Copy each line exactly. Drop every picture.

-- begin --

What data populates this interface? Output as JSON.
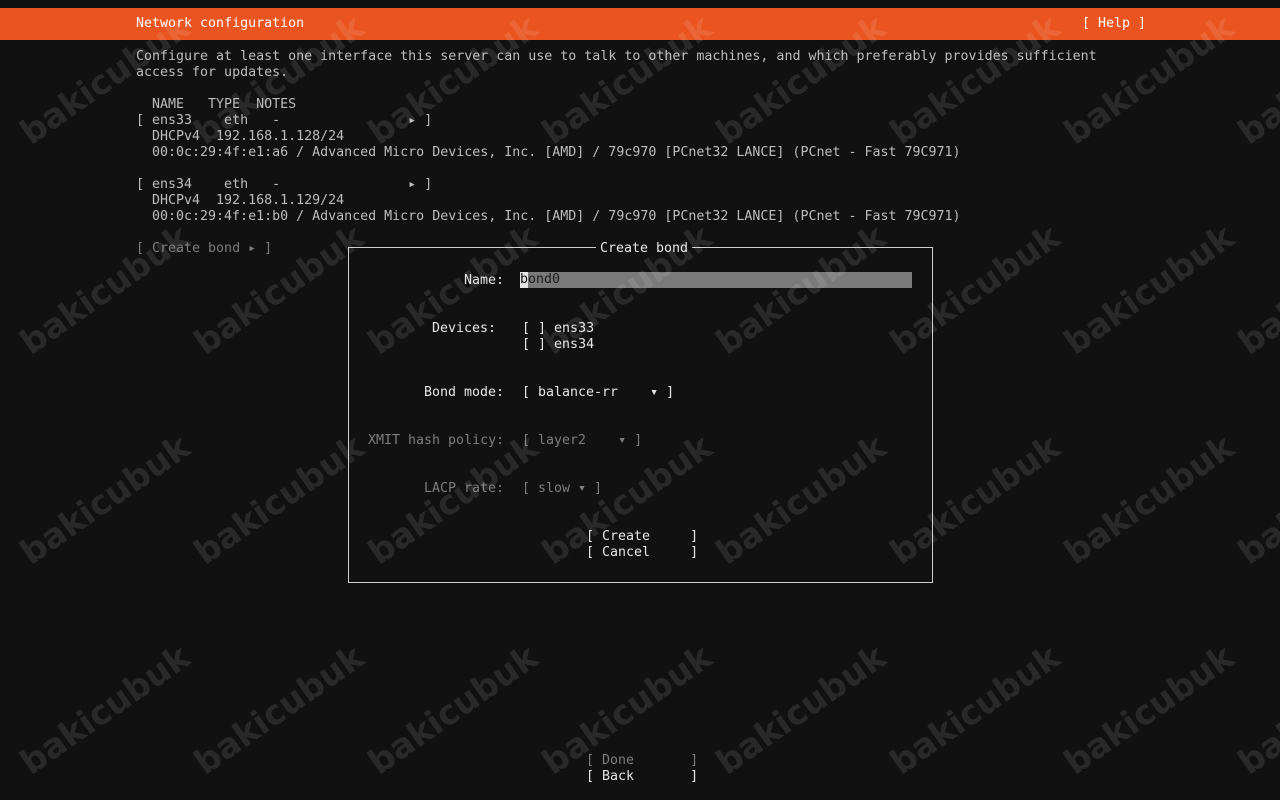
{
  "header": {
    "title": "Network configuration",
    "help": "[ Help ]"
  },
  "intro": {
    "line1": "Configure at least one interface this server can use to talk to other machines, and which preferably provides sufficient",
    "line2": "access for updates."
  },
  "table": {
    "header": "NAME   TYPE  NOTES",
    "interfaces": [
      {
        "row": "[ ens33    eth   -                ▸ ]",
        "dhcp": "DHCPv4  192.168.1.128/24",
        "hw": "00:0c:29:4f:e1:a6 / Advanced Micro Devices, Inc. [AMD] / 79c970 [PCnet32 LANCE] (PCnet - Fast 79C971)"
      },
      {
        "row": "[ ens34    eth   -                ▸ ]",
        "dhcp": "DHCPv4  192.168.1.129/24",
        "hw": "00:0c:29:4f:e1:b0 / Advanced Micro Devices, Inc. [AMD] / 79c970 [PCnet32 LANCE] (PCnet - Fast 79C971)"
      }
    ],
    "create_bond": "[ Create bond ▸ ]"
  },
  "dialog": {
    "title": "Create bond",
    "name_label": "Name:",
    "name_value": "ond0",
    "name_first_char": "b",
    "devices_label": "Devices:",
    "devices": [
      {
        "box": "[ ]",
        "name": "ens33"
      },
      {
        "box": "[ ]",
        "name": "ens34"
      }
    ],
    "bond_mode_label": "Bond mode:",
    "bond_mode_value": "[ balance-rr    ▾ ]",
    "xmit_label": "XMIT hash policy:",
    "xmit_value": "[ layer2    ▾ ]",
    "lacp_label": "LACP rate:",
    "lacp_value": "[ slow ▾ ]",
    "create_button": "[ Create     ]",
    "cancel_button": "[ Cancel     ]"
  },
  "footer": {
    "done_button": "[ Done       ]",
    "back_button": "[ Back       ]"
  },
  "watermark": "bakicubuk",
  "colors": {
    "accent": "#e95420",
    "background": "#111111",
    "text": "#bdbdbd"
  }
}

-- end --

Problem solution:
What data populates this interface? Output as JSON.
{
  "header": {
    "title": "Network configuration",
    "help": "[ Help ]"
  },
  "intro": {
    "line1": "Configure at least one interface this server can use to talk to other machines, and which preferably provides sufficient",
    "line2": "access for updates."
  },
  "table": {
    "header": "NAME   TYPE  NOTES",
    "interfaces": [
      {
        "row": "[ ens33    eth   -                ▸ ]",
        "dhcp": "DHCPv4  192.168.1.128/24",
        "hw": "00:0c:29:4f:e1:a6 / Advanced Micro Devices, Inc. [AMD] / 79c970 [PCnet32 LANCE] (PCnet - Fast 79C971)"
      },
      {
        "row": "[ ens34    eth   -                ▸ ]",
        "dhcp": "DHCPv4  192.168.1.129/24",
        "hw": "00:0c:29:4f:e1:b0 / Advanced Micro Devices, Inc. [AMD] / 79c970 [PCnet32 LANCE] (PCnet - Fast 79C971)"
      }
    ],
    "create_bond": "[ Create bond ▸ ]"
  },
  "dialog": {
    "title": "Create bond",
    "name_label": "Name:",
    "name_value": "ond0",
    "name_first_char": "b",
    "devices_label": "Devices:",
    "devices": [
      {
        "box": "[ ]",
        "name": "ens33"
      },
      {
        "box": "[ ]",
        "name": "ens34"
      }
    ],
    "bond_mode_label": "Bond mode:",
    "bond_mode_value": "[ balance-rr    ▾ ]",
    "xmit_label": "XMIT hash policy:",
    "xmit_value": "[ layer2    ▾ ]",
    "lacp_label": "LACP rate:",
    "lacp_value": "[ slow ▾ ]",
    "create_button": "[ Create     ]",
    "cancel_button": "[ Cancel     ]"
  },
  "footer": {
    "done_button": "[ Done       ]",
    "back_button": "[ Back       ]"
  },
  "watermark": "bakicubuk",
  "colors": {
    "accent": "#e95420",
    "background": "#111111",
    "text": "#bdbdbd"
  }
}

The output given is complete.